» Aim
All the records that follow need to be reproduced exactly. Omit the images.

» Record set
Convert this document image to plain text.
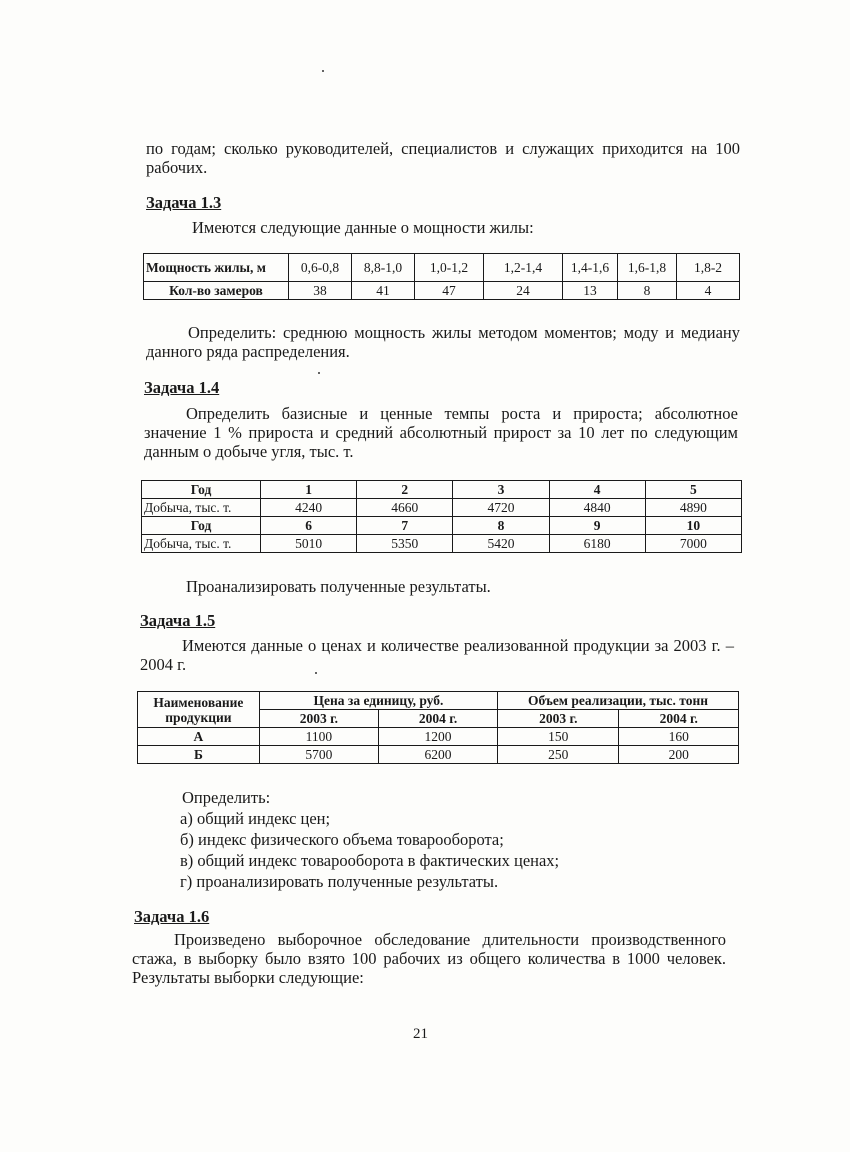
по годам; сколько руководителей, специалистов и служащих приходится на 100 рабочих.
Задача 1.3
Имеются следующие данные о мощности жилы:
Мощность жилы, м	0,6-0,8	8,8-1,0	1,0-1,2	1,2-1,4	1,4-1,6	1,6-1,8	1,8-2
Кол-во замеров	38	41	47	24	13	8	4
Определить: среднюю мощность жилы методом моментов; моду и медиану данного ряда распределения.
Задача 1.4
Определить базисные и ценные темпы роста и прироста; абсолютное значение 1 % прироста и средний абсолютный прирост за 10 лет по следующим данным о добыче угля, тыс. т.
Год	1	2	3	4	5
Добыча, тыс. т.	4240	4660	4720	4840	4890
Год	6	7	8	9	10
Добыча, тыс. т.	5010	5350	5420	6180	7000
Проанализировать полученные результаты.
Задача 1.5
Имеются данные о ценах и количестве реализованной продукции за 2003 г. – 2004 г.
Наименование продукции	Цена за единицу, руб.		Объем реализации, тыс. тонн	
	2003 г.	2004 г.	2003 г.	2004 г.
А	1100	1200	150	160
Б	5700	6200	250	200
Определить:
а) общий индекс цен;
б) индекс физического объема товарооборота;
в) общий индекс товарооборота в фактических ценах;
г) проанализировать полученные результаты.
Задача 1.6
Произведено выборочное обследование длительности производственного стажа, в выборку было взято 100 рабочих из общего количества в 1000 человек. Результаты выборки следующие:
21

» Problem solution
Convert this document image to plain text.
по годам; сколько руководителей, специалистов и служащих приходится на 100 рабочих.
Задача 1.3
Имеются следующие данные о мощности жилы:
Мощность жилы, м	0,6-0,8	8,8-1,0	1,0-1,2	1,2-1,4	1,4-1,6	1,6-1,8	1,8-2
Кол-во замеров	38	41	47	24	13	8	4
Определить: среднюю мощность жилы методом моментов; моду и медиану данного ряда распределения.
Задача 1.4
Определить базисные и ценные темпы роста и прироста; абсолютное значение 1 % прироста и средний абсолютный прирост за 10 лет по следующим данным о добыче угля, тыс. т.
Год	1	2	3	4	5
Добыча, тыс. т.	4240	4660	4720	4840	4890
Год	6	7	8	9	10
Добыча, тыс. т.	5010	5350	5420	6180	7000
Проанализировать полученные результаты.
Задача 1.5
Имеются данные о ценах и количестве реализованной продукции за 2003 г. – 2004 г.
Наименование продукции	Цена за единицу, руб.		Объем реализации, тыс. тонн	
	2003 г.	2004 г.	2003 г.	2004 г.
А	1100	1200	150	160
Б	5700	6200	250	200
Определить:
а) общий индекс цен;
б) индекс физического объема товарооборота;
в) общий индекс товарооборота в фактических ценах;
г) проанализировать полученные результаты.
Задача 1.6
Произведено выборочное обследование длительности производственного стажа, в выборку было взято 100 рабочих из общего количества в 1000 человек. Результаты выборки следующие:
21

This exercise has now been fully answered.